Return the records, each one exactly as written.

▶ [GIVEN DATA]
## BEGIN

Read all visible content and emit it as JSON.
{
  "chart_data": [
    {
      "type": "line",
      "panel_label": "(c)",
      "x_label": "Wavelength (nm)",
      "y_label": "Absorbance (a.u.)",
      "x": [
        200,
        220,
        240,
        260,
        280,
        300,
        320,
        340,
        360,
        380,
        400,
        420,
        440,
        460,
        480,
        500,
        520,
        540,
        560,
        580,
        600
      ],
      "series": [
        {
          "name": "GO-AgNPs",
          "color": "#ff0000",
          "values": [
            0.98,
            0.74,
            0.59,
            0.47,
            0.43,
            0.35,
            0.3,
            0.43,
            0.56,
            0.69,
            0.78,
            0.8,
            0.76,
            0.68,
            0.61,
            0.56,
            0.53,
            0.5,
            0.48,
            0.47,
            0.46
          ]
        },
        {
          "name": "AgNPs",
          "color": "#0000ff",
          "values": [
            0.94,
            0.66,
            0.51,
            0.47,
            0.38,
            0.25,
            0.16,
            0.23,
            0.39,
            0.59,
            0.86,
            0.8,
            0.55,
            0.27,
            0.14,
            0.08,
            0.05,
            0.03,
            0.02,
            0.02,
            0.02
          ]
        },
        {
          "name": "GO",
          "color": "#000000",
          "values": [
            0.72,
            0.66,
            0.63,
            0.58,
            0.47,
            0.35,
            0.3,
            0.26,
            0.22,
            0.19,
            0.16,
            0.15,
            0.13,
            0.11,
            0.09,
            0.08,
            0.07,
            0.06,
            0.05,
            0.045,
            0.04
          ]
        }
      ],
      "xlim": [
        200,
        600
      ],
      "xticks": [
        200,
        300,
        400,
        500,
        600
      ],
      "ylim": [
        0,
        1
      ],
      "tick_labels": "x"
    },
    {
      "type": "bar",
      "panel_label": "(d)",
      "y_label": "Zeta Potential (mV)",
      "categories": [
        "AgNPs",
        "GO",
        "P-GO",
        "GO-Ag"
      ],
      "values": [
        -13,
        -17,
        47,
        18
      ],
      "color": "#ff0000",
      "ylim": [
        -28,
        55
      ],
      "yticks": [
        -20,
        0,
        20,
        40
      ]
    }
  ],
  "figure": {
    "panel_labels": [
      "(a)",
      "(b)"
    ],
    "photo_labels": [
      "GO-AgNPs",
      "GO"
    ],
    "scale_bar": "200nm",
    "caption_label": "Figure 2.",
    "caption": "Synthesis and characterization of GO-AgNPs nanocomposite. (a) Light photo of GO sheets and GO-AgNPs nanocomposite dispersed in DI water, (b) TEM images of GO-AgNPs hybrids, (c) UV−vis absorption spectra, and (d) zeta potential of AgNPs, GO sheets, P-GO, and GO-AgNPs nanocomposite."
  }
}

## END

▶ [RESPONSE TO THIS TASK]
Read all visible content and emit it as JSON.
{
  "chart_data": [
    {
      "type": "line",
      "panel_label": "(c)",
      "x_label": "Wavelength (nm)",
      "y_label": "Absorbance (a.u.)",
      "x": [
        200,
        220,
        240,
        260,
        280,
        300,
        320,
        340,
        360,
        380,
        400,
        420,
        440,
        460,
        480,
        500,
        520,
        540,
        560,
        580,
        600
      ],
      "series": [
        {
          "name": "GO-AgNPs",
          "color": "#ff0000",
          "values": [
            0.98,
            0.74,
            0.59,
            0.47,
            0.43,
            0.35,
            0.3,
            0.43,
            0.56,
            0.69,
            0.78,
            0.8,
            0.76,
            0.68,
            0.61,
            0.56,
            0.53,
            0.5,
            0.48,
            0.47,
            0.46
          ]
        },
        {
          "name": "AgNPs",
          "color": "#0000ff",
          "values": [
            0.94,
            0.66,
            0.51,
            0.47,
            0.38,
            0.25,
            0.16,
            0.23,
            0.39,
            0.59,
            0.86,
            0.8,
            0.55,
            0.27,
            0.14,
            0.08,
            0.05,
            0.03,
            0.02,
            0.02,
            0.02
          ]
        },
        {
          "name": "GO",
          "color": "#000000",
          "values": [
            0.72,
            0.66,
            0.63,
            0.58,
            0.47,
            0.35,
            0.3,
            0.26,
            0.22,
            0.19,
            0.16,
            0.15,
            0.13,
            0.11,
            0.09,
            0.08,
            0.07,
            0.06,
            0.05,
            0.045,
            0.04
          ]
        }
      ],
      "xlim": [
        200,
        600
      ],
      "xticks": [
        200,
        300,
        400,
        500,
        600
      ],
      "ylim": [
        0,
        1
      ],
      "tick_labels": "x"
    },
    {
      "type": "bar",
      "panel_label": "(d)",
      "y_label": "Zeta Potential (mV)",
      "categories": [
        "AgNPs",
        "GO",
        "P-GO",
        "GO-Ag"
      ],
      "values": [
        -13,
        -17,
        47,
        18
      ],
      "color": "#ff0000",
      "ylim": [
        -28,
        55
      ],
      "yticks": [
        -20,
        0,
        20,
        40
      ]
    }
  ],
  "figure": {
    "panel_labels": [
      "(a)",
      "(b)"
    ],
    "photo_labels": [
      "GO-AgNPs",
      "GO"
    ],
    "scale_bar": "200nm",
    "caption_label": "Figure 2.",
    "caption": "Synthesis and characterization of GO-AgNPs nanocomposite. (a) Light photo of GO sheets and GO-AgNPs nanocomposite dispersed in DI water, (b) TEM images of GO-AgNPs hybrids, (c) UV−vis absorption spectra, and (d) zeta potential of AgNPs, GO sheets, P-GO, and GO-AgNPs nanocomposite."
  }
}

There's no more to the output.